--- start ---

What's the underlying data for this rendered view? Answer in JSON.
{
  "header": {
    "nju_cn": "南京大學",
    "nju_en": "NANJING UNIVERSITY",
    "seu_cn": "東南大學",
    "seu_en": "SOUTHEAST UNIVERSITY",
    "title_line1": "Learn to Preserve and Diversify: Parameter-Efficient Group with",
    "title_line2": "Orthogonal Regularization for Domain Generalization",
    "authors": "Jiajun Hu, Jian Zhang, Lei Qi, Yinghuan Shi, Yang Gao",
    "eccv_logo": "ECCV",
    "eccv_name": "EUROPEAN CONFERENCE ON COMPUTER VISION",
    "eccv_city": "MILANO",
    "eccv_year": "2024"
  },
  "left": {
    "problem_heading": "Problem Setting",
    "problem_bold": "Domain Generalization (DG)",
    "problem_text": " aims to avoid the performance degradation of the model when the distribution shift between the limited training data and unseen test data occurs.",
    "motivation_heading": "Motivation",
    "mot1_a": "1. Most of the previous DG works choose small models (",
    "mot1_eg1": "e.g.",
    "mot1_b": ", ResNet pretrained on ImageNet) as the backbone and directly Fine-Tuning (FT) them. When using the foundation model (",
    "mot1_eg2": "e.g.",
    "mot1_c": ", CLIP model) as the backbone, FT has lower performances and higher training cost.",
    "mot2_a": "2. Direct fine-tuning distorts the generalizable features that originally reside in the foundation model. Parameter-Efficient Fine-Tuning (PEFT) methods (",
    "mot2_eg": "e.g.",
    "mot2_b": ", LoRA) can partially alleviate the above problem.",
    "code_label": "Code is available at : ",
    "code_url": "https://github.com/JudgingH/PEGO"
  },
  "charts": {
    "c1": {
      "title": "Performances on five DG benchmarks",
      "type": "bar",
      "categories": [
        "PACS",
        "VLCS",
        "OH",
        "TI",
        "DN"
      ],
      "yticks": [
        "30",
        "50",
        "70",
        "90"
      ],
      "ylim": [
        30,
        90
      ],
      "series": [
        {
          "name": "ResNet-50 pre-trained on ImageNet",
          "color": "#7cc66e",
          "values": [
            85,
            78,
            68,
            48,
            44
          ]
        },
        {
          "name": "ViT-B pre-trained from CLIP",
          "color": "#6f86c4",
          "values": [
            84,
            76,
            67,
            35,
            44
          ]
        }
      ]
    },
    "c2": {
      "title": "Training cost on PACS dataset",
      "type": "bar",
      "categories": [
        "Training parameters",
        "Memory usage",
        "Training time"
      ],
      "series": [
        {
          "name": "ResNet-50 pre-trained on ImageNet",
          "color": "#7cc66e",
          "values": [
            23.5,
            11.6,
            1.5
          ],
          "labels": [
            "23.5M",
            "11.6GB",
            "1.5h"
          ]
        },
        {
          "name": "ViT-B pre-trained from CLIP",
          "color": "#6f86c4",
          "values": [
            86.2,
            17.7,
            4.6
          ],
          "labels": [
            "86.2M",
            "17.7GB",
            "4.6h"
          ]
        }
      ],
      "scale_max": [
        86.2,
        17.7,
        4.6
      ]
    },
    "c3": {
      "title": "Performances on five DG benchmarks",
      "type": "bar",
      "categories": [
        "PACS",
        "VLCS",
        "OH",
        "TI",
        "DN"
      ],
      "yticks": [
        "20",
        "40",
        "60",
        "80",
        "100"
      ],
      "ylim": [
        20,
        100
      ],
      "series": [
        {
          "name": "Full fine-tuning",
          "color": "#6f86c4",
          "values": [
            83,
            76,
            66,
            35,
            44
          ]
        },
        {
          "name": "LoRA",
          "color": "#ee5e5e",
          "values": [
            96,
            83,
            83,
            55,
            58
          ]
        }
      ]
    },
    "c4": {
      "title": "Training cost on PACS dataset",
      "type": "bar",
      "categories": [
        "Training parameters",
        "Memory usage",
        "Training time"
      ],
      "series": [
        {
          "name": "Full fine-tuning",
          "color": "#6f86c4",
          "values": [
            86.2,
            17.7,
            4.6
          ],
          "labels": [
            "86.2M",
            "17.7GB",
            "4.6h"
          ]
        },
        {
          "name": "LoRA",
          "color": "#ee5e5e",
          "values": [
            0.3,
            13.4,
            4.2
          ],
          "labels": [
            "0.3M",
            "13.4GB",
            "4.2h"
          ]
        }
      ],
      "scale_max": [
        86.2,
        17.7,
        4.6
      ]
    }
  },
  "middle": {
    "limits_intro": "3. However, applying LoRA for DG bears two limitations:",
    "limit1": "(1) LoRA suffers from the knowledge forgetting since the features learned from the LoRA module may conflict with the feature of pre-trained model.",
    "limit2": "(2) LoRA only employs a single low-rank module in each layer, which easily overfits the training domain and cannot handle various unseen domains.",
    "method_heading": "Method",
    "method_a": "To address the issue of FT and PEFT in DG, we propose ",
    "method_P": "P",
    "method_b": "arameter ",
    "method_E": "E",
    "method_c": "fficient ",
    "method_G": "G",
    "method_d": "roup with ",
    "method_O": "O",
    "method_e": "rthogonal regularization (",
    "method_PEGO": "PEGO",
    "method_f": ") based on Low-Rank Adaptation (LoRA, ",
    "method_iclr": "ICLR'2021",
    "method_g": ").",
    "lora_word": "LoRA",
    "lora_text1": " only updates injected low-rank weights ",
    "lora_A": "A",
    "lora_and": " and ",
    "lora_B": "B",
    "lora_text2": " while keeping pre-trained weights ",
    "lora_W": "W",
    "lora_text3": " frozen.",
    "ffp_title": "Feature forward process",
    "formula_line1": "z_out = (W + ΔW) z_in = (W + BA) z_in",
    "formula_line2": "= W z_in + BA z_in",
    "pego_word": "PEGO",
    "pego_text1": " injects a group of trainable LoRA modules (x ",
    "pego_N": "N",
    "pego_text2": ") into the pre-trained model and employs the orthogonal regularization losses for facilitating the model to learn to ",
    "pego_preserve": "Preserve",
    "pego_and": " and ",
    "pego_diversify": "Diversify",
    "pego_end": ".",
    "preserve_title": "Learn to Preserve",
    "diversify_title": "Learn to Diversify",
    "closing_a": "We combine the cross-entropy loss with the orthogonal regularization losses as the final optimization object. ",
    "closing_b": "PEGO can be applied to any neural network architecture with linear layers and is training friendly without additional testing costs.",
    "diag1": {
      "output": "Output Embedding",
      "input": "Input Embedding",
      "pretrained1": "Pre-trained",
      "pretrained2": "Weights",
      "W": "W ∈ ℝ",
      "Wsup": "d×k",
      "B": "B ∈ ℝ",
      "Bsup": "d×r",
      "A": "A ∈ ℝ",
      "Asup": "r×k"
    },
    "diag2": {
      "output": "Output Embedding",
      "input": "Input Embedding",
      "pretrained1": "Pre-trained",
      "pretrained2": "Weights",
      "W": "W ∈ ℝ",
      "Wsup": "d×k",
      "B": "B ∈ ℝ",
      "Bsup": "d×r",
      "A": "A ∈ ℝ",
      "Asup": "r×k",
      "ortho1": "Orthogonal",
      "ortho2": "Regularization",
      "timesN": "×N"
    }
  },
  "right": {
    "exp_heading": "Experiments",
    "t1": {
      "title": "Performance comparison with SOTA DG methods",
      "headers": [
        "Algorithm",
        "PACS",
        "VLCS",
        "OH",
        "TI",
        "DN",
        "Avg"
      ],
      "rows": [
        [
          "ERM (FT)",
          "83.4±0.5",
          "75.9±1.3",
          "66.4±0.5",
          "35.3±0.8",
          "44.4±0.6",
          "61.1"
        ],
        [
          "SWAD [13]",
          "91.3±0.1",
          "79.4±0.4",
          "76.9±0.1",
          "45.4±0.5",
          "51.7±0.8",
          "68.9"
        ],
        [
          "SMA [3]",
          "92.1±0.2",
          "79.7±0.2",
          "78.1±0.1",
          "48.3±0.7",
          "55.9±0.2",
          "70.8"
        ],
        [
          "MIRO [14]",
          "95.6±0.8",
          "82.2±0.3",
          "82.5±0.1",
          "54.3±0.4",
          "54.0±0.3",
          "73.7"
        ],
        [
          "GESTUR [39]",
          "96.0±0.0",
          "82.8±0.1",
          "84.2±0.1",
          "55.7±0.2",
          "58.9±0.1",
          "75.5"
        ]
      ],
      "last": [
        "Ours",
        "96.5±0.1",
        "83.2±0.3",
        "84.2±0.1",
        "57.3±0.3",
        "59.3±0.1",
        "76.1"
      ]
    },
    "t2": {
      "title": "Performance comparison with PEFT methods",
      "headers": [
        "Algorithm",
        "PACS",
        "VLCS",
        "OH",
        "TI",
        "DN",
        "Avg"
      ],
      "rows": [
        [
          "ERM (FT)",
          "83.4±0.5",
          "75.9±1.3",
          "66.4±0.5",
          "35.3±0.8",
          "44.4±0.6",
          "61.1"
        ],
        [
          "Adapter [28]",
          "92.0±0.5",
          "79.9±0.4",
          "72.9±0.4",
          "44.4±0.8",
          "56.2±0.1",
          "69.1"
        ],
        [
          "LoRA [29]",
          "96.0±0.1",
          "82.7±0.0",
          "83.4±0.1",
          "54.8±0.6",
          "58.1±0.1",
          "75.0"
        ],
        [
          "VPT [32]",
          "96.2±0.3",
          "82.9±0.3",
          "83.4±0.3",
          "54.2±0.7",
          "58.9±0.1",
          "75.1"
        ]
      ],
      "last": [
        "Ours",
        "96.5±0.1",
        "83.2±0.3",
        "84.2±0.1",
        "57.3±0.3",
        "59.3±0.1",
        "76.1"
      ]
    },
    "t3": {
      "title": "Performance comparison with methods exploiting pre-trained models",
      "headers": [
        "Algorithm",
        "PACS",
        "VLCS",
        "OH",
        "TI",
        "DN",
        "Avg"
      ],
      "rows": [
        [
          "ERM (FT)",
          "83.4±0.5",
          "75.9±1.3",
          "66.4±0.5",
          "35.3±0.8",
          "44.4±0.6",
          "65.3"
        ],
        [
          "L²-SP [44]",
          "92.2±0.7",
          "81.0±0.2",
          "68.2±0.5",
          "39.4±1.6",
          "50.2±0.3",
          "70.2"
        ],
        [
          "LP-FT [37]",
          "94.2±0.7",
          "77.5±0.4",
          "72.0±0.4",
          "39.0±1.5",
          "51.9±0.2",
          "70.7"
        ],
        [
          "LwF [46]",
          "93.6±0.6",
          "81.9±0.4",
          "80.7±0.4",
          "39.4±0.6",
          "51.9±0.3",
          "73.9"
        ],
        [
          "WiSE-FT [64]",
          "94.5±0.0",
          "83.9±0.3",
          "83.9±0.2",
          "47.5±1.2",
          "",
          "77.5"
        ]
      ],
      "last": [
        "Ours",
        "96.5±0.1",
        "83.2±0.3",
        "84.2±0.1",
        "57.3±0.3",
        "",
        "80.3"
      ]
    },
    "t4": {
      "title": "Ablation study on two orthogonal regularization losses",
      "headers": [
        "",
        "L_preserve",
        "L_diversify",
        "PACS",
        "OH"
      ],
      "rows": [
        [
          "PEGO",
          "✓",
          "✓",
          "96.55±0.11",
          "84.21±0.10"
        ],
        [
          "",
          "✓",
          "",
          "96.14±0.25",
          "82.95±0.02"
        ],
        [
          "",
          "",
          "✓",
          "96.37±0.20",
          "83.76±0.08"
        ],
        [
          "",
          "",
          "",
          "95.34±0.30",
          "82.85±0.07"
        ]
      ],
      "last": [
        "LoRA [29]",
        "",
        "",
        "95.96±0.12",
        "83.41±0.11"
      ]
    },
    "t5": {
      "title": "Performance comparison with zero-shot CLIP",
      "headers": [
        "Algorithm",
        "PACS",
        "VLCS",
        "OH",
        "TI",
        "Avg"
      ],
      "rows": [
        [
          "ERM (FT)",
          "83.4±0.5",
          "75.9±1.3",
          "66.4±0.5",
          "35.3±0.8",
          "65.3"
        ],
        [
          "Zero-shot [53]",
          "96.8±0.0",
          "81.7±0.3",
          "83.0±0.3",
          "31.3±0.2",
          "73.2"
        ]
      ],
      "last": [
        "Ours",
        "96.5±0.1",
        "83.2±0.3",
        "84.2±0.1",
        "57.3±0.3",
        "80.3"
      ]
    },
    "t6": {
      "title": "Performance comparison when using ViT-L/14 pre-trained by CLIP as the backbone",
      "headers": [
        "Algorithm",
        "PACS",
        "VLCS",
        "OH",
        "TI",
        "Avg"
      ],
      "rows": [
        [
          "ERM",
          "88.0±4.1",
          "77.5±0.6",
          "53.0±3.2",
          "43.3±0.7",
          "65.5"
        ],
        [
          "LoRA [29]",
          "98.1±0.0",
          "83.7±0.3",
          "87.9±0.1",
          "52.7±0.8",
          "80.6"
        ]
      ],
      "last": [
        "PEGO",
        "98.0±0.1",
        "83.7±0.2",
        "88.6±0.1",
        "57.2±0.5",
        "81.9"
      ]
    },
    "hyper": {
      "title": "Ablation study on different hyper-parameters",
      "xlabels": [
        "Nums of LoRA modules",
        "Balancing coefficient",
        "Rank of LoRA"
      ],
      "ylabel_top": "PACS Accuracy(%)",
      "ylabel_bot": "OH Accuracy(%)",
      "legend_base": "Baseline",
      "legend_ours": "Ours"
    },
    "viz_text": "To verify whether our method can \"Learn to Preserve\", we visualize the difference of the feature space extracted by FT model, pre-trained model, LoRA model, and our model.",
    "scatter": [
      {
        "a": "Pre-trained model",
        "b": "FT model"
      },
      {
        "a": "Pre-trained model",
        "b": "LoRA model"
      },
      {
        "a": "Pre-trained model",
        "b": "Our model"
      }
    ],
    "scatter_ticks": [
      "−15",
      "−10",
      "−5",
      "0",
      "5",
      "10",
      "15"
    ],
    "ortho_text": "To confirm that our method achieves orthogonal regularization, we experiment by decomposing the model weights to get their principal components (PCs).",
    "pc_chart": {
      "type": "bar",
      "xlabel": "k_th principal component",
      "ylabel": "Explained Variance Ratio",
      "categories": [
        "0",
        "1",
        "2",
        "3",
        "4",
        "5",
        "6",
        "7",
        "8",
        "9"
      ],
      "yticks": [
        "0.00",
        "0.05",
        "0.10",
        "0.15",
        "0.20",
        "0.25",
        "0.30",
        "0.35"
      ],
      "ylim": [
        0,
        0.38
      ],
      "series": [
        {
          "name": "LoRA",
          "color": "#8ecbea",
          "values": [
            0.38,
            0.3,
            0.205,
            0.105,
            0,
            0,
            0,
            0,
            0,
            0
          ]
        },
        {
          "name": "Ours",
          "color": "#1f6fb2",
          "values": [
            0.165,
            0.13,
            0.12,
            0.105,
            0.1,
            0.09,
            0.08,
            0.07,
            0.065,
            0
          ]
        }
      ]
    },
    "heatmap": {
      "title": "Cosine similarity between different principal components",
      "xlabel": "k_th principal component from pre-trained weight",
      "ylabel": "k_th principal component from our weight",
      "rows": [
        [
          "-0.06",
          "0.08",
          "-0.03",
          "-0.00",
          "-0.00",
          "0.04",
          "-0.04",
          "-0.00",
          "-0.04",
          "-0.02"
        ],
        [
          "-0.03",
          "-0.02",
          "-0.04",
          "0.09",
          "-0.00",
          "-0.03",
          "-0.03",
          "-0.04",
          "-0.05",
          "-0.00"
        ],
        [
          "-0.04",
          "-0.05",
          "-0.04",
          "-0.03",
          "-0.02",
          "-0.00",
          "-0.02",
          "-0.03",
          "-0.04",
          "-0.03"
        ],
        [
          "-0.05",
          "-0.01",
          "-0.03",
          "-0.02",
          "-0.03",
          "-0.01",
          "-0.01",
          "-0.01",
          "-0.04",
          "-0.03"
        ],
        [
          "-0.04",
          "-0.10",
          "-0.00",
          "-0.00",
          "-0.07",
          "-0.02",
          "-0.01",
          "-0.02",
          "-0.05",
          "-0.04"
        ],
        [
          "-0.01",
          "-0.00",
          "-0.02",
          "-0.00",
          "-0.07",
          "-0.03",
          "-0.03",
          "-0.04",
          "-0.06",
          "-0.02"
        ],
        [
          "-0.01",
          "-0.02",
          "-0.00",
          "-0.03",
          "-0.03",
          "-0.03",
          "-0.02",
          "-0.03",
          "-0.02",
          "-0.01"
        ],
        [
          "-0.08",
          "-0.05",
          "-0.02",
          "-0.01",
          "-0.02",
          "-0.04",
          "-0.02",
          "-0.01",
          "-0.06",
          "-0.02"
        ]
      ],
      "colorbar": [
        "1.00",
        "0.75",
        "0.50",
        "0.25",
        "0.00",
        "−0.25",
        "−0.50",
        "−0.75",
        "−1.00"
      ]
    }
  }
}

--- end ---

» **What the task asks**:
Report the number of lines holding the string "only", without any other words.

» **Solution for this exercise**:
2